REQUIREMENT: Return only the count of lines in which the word "relaxation" appears.

RECORDS FOR THE TASK:
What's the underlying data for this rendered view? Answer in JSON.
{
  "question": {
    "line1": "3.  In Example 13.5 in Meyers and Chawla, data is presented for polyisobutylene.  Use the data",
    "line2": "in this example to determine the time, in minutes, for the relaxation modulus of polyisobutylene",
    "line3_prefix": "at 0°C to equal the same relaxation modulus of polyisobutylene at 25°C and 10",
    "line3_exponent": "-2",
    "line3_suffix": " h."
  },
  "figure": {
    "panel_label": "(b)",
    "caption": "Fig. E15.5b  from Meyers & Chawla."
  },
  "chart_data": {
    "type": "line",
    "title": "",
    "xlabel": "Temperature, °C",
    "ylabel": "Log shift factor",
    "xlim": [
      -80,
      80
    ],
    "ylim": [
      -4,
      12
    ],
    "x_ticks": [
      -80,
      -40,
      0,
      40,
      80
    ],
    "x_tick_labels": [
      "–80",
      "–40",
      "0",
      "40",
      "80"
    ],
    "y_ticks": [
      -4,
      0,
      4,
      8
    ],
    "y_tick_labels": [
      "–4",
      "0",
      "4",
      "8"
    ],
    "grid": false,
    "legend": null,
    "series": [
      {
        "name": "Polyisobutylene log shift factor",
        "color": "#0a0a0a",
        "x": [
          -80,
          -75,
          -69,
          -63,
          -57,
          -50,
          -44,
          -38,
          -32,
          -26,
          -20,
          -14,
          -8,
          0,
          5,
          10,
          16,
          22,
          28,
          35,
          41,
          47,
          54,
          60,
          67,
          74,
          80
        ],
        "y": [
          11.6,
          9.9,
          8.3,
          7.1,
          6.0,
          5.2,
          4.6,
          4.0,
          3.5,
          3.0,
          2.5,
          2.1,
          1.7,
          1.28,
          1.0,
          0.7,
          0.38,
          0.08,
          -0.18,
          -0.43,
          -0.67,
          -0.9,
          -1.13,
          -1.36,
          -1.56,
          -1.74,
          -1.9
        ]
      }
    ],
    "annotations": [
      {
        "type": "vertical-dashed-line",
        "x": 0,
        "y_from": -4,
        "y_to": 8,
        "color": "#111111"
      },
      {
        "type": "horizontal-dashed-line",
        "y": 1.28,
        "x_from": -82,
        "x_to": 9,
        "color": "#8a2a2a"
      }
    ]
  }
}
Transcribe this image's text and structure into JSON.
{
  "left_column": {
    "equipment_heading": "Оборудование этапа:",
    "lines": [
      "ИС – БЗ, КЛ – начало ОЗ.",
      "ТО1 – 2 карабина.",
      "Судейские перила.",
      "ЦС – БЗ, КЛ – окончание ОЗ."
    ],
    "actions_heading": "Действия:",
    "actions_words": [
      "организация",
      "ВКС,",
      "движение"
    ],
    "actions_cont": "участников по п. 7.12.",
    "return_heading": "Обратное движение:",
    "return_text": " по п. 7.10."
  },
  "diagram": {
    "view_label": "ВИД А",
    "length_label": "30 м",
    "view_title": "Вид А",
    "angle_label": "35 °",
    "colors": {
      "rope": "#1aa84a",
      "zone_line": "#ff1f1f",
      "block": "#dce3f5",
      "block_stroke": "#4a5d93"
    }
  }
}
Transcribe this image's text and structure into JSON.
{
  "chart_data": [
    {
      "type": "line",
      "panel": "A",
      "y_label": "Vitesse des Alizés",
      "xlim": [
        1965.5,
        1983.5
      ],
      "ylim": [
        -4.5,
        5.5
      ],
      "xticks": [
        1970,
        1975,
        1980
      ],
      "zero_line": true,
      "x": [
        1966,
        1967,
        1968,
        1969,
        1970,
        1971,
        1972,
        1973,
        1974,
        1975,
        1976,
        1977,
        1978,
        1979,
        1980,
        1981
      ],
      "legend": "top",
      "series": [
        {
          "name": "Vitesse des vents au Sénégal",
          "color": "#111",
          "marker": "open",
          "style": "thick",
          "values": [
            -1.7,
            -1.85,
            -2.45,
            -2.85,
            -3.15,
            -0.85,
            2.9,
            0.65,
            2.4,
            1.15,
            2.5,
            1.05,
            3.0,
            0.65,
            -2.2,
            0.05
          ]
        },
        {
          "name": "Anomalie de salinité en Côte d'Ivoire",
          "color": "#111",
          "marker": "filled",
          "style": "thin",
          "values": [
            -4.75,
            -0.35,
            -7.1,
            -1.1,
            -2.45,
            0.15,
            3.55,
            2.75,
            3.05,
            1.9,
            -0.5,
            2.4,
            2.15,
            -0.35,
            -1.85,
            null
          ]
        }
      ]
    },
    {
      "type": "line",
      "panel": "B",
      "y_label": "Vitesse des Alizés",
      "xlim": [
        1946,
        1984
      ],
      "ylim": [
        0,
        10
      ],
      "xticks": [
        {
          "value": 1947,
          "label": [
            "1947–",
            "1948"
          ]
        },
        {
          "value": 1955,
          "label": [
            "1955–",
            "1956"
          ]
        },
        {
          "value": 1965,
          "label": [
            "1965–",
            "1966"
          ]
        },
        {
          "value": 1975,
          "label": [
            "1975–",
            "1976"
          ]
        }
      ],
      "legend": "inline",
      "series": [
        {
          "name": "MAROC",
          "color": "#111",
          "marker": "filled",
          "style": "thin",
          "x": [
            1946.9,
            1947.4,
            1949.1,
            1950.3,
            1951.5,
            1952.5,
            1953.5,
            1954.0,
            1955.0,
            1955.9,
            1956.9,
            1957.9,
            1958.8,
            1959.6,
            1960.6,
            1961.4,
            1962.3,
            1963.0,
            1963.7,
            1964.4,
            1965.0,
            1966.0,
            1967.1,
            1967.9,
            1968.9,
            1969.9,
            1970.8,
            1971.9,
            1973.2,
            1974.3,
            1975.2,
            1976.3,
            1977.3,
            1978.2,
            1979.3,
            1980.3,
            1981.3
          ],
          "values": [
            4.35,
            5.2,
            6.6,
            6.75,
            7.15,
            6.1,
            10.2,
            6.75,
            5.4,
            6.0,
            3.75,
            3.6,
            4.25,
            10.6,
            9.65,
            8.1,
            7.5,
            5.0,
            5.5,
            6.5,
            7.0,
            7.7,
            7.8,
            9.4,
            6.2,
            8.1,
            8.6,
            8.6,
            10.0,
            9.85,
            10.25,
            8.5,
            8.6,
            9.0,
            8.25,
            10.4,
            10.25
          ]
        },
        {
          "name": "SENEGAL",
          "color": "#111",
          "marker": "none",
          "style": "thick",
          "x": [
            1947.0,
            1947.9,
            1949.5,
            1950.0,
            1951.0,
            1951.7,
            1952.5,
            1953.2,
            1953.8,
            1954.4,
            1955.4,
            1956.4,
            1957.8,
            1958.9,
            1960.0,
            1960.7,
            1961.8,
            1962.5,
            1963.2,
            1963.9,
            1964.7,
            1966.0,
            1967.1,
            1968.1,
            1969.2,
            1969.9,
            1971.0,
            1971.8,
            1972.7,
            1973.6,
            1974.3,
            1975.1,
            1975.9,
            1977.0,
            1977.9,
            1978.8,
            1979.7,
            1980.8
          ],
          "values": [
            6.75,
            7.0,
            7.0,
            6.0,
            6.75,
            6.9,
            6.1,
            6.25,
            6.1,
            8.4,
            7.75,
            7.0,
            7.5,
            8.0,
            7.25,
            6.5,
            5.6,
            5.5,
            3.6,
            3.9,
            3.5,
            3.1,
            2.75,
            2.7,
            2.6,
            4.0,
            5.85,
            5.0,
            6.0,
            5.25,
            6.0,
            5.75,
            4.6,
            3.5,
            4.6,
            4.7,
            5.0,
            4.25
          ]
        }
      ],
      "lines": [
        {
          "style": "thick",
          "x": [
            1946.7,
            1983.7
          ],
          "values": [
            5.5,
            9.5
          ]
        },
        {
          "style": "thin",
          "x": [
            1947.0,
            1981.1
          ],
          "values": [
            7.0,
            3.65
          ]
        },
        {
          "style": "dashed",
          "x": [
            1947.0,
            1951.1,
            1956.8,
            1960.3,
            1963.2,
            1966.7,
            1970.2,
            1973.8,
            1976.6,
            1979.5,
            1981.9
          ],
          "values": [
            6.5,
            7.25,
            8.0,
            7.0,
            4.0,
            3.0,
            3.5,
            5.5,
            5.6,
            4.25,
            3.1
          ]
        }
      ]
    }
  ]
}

FULL OUTPUT: 2